Expert: Philip A. Stahl - 3/19/2008

Question
Can you elaborate a bit about double layers and what role they might play in solar flares? I have been reading an article about them but don't quite get how they work!

Answer
Hello,

If you go back to two questions you asked last year, to do with magnetic mirrors in plasmas, you will see how energy is produced in these situations. In addition, we now know that magnetic mirror effects occur simultaneously with the formation of double layers, in which voltage drops are produced.

What are these double layers?

Basically, a double layer occurs in a plasma and consists of two parallel layers with opposite electrical charge. Think of a capacitor C here)

----------- ++++++
C

----------- (- - - )


A capacitor is a kind of artificial double layer, though it is dramatically different from the type which can occur in solar structures since: i) the latter can also be curved to fit solar loops, ii) the voltages between layers are extremely high - or order 10^9 Volts or more, and iii) the separation dimension is extremely small - on the order of about 100 Debye lengths (according to Volwerk & Kuijpers, Astrophysical Journal Supplement Series, Vol. 90, p. 589, 1994)

The definition of Debye length, for electrons is:

L(De) = (eps_0 k T_e/  n_o q^2)^1/2

where eps_0 is the permittivity of free space (8.85 x 10^-12 F/m), k is the Boltzmann constant (1.38 x 10^-23 J/K), T_e is the electron temperature (~ 10^7 K), n_o is the particle density (e.g. 9.0 x 10^10 /cm^3), and q is the electronic charge).

In solar conditions one distinguishes between "strong" double layers and "weak" ones. Generally, a DL is "strong" provided:

q V(D)/ k T_e  > >   1

where V(D) is the potential drop, q the charge, k the Boltzmann constant and T_e the electron temp. as before.
========
Please continue the explanation of double layers and solar flares, starting right after its last sentence.
========
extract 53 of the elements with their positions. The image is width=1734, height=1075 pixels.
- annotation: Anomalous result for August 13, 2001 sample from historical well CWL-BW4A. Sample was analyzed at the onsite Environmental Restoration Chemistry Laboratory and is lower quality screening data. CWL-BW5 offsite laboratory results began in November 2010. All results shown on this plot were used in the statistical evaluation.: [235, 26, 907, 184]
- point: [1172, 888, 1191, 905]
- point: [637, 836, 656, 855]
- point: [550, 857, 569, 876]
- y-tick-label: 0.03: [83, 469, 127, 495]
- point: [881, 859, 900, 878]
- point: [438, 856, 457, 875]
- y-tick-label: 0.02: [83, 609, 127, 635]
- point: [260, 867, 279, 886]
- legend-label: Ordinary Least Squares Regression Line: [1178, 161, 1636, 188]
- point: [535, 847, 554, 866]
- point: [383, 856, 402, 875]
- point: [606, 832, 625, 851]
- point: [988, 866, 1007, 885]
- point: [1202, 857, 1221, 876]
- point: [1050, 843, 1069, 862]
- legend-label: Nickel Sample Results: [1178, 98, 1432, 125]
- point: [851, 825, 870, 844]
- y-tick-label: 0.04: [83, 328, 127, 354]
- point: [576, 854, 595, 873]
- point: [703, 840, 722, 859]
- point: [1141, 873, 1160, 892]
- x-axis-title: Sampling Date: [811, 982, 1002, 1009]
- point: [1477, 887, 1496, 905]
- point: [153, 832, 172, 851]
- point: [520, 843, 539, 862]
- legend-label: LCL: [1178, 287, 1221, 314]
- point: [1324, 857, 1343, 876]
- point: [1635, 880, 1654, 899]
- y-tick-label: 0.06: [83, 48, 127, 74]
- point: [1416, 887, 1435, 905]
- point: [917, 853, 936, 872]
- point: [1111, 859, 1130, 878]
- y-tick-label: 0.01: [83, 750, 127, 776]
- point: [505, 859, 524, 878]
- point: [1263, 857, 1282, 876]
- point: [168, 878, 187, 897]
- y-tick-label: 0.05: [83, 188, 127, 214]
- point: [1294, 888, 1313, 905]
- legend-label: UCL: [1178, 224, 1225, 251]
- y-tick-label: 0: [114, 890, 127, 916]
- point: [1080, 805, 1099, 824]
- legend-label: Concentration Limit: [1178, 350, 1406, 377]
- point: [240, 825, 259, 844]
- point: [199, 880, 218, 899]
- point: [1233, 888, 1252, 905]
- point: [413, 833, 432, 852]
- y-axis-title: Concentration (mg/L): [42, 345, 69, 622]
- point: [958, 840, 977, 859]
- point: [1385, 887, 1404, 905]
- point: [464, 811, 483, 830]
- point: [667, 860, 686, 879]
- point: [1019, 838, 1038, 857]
========
Task answer »
V(D) appears because in all DLs, the charge cause a strong electric field (E) and a correspondingly sharp change in voltage (electrical potential) across the double layer. Then electrons (or ions) which enter the double layer are accelerated.  They may also be decelerated. Generally, DLs separate regions of plasma with quite different characteristics, for example different densities, Debye lengths, electron temperatures etc.

For solar flares, Hannes Alfven (Cosmic Plasma, 1981, p. 33) energy ought to be minimally generated at the rate:

E/t  =   I V(D)

In the vicinity of typical flares, the current I ~  10^11 A, and as I noted earlier typical potential drops V(D) ~  10^9 V.

Then E/t  ~   (10^11 A) (10^9 V) ~   10^20 J/s

Is this reasonable? A typical optical class 1B H-alpha flare will have an energy of 10^23 J.  It has a duration ~ 1000 s.

So:    10^23 J/  10^3 s  =    10^20 J/s

So, indeed, it is quite reasonable.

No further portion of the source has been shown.